RECORDED INFORMATION =

+++++

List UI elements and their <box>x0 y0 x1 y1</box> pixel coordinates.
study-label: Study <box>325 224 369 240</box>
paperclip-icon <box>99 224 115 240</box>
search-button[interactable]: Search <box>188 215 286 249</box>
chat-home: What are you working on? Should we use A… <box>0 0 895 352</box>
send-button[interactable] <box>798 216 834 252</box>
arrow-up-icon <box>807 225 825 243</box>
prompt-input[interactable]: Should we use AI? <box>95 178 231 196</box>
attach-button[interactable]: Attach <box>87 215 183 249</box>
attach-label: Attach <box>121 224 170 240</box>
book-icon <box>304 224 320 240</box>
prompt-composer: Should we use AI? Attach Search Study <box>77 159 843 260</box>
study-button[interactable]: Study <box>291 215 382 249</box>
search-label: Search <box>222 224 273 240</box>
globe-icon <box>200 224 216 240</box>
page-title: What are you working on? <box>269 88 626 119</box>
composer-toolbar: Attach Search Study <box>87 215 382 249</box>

+++++

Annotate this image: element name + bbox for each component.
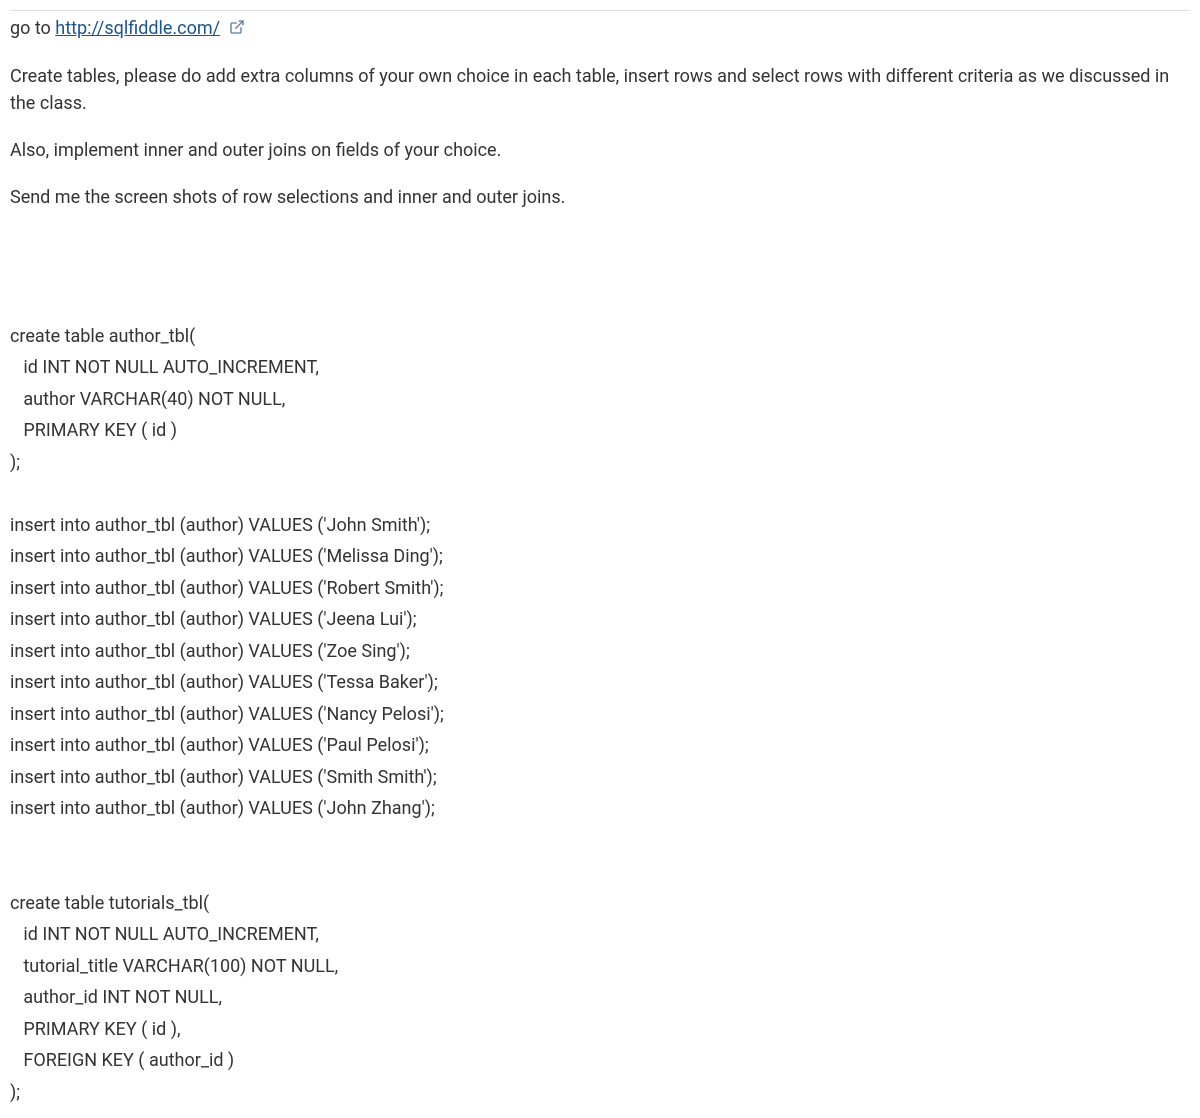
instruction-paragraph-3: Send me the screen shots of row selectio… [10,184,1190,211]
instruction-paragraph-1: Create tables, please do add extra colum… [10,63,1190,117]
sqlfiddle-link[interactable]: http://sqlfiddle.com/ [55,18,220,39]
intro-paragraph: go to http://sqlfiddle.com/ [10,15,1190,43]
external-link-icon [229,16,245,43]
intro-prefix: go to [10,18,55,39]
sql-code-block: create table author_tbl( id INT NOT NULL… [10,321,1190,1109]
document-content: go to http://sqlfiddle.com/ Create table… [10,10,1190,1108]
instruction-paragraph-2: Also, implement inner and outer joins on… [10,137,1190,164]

+++++

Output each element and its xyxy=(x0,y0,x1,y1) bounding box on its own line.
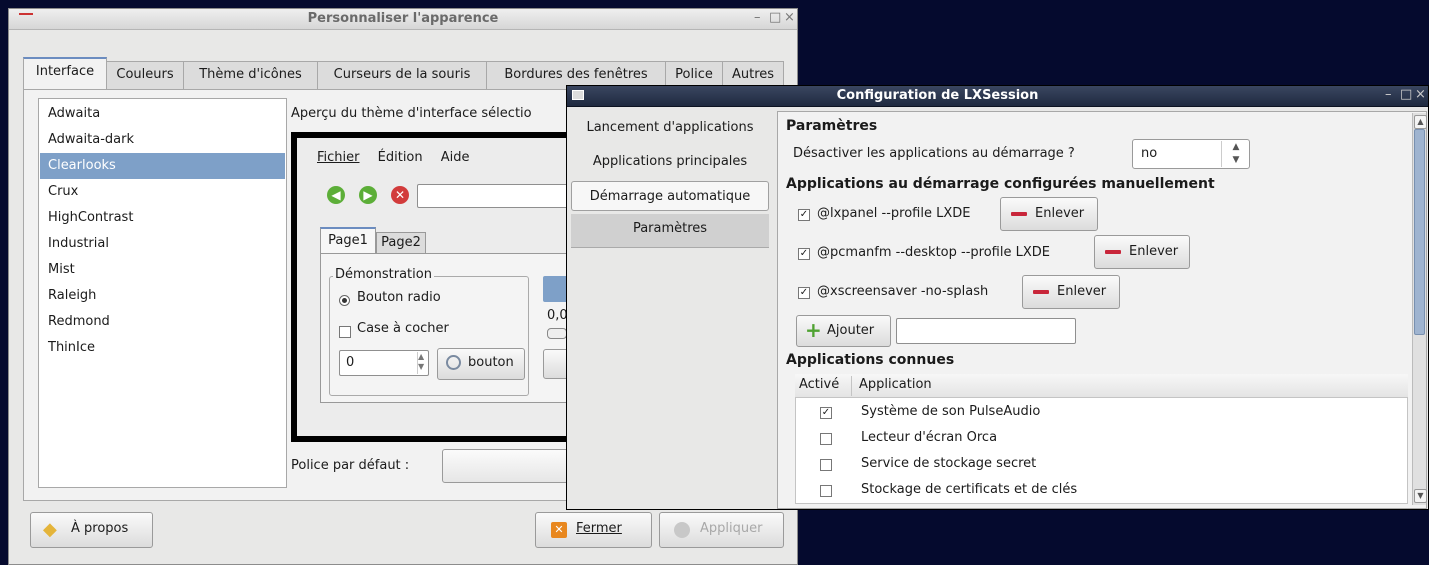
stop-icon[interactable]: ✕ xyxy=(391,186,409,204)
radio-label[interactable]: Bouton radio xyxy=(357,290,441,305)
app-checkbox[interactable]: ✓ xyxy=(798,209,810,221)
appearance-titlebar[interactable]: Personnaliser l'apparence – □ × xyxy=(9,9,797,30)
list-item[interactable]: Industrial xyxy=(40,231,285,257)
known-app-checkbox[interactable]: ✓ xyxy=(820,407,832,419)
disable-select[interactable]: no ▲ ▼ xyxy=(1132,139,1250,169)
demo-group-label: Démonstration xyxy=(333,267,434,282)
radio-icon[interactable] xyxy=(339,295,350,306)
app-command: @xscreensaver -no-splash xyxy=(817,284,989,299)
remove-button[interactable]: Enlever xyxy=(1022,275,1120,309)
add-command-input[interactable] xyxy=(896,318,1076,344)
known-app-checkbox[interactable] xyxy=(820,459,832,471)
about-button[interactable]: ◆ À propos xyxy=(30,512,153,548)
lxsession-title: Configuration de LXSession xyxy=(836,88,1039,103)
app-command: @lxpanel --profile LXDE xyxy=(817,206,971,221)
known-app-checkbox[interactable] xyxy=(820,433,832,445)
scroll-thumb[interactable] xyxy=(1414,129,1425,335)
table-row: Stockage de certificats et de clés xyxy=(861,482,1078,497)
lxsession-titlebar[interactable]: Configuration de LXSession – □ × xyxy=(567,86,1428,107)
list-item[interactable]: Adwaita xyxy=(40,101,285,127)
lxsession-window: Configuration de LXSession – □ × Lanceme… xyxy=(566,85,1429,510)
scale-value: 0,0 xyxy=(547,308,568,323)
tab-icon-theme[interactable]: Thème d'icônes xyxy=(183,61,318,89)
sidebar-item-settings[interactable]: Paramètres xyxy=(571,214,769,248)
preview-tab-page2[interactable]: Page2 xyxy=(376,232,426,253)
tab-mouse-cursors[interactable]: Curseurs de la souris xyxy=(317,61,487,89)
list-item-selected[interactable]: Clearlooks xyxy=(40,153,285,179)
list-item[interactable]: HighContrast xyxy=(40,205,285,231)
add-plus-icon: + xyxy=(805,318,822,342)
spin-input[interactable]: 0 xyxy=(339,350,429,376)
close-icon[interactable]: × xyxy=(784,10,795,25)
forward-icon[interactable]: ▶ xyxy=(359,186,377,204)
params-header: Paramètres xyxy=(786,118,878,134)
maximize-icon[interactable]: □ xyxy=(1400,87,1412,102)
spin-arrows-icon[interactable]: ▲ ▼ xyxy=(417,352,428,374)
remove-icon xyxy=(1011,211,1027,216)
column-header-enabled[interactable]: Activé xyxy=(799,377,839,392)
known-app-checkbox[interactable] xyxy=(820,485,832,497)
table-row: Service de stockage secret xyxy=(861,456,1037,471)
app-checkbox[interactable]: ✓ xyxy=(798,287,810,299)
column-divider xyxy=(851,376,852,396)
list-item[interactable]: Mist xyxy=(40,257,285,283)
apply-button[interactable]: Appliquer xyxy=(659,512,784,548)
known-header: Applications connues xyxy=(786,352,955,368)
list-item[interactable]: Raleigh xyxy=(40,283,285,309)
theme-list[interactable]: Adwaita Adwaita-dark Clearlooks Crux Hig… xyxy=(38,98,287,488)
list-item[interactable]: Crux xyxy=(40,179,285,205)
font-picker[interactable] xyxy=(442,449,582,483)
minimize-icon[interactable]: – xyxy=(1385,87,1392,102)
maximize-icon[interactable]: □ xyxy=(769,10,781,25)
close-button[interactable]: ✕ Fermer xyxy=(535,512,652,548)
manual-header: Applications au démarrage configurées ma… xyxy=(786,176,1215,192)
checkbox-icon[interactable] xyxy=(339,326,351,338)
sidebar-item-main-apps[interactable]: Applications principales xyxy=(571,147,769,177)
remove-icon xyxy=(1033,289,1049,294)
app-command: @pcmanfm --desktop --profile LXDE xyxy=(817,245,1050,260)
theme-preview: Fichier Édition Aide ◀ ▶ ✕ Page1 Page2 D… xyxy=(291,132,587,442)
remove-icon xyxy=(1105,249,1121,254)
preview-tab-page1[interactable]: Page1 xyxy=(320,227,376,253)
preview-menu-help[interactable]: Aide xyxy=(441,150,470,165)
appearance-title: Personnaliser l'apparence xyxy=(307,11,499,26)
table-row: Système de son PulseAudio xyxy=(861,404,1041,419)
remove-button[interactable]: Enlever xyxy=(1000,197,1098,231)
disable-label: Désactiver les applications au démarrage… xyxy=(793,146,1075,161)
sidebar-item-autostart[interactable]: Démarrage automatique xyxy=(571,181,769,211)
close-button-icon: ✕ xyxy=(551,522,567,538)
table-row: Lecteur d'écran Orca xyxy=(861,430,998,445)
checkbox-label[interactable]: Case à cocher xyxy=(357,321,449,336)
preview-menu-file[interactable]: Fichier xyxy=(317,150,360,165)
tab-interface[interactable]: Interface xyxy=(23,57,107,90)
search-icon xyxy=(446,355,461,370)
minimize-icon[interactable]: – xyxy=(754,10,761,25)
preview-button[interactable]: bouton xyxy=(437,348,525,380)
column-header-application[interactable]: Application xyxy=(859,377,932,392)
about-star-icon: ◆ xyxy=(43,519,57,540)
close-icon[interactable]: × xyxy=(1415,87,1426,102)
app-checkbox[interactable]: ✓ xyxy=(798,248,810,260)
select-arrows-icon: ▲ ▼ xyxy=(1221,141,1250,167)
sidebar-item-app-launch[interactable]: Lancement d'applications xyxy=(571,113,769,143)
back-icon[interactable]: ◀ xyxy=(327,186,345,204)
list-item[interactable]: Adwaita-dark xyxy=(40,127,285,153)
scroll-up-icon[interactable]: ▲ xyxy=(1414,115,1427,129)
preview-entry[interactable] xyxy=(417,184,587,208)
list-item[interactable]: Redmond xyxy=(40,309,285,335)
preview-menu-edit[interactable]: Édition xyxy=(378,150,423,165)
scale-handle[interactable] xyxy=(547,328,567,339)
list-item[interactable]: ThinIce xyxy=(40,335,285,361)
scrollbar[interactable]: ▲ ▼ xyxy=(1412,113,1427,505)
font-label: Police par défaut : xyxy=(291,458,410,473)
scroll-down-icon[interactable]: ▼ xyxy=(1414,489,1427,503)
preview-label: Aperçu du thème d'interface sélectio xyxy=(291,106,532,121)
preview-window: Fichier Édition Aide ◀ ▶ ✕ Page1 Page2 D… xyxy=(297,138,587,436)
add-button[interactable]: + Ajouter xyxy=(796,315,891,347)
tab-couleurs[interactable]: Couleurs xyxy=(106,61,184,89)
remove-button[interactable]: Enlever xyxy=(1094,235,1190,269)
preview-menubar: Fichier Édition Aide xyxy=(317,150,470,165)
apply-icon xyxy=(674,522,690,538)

+++++

AIM OF THE TASK = Rewrite the items from the line with "List UI elements" up to and including the line with "composer-toolbar: Attach Search", putting "main-heading" in place of "page-title" and leaving everything else the same.

RESPONSE FOR THIS EXERCISE =
List UI elements and their <box>x0 y0 x1 y1</box> pixel coordinates.
study-label: Study <box>325 224 369 240</box>
paperclip-icon <box>99 224 115 240</box>
search-button[interactable]: Search <box>188 215 286 249</box>
chat-home: What are you working on? Should we use A… <box>0 0 895 352</box>
send-button[interactable] <box>798 216 834 252</box>
arrow-up-icon <box>807 225 825 243</box>
prompt-input[interactable]: Should we use AI? <box>95 178 231 196</box>
attach-button[interactable]: Attach <box>87 215 183 249</box>
attach-label: Attach <box>121 224 170 240</box>
book-icon <box>304 224 320 240</box>
prompt-composer: Should we use AI? Attach Search Study <box>77 159 843 260</box>
study-button[interactable]: Study <box>291 215 382 249</box>
search-label: Search <box>222 224 273 240</box>
globe-icon <box>200 224 216 240</box>
main-heading: What are you working on? <box>269 88 626 119</box>
composer-toolbar: Attach Search Study <box>87 215 382 249</box>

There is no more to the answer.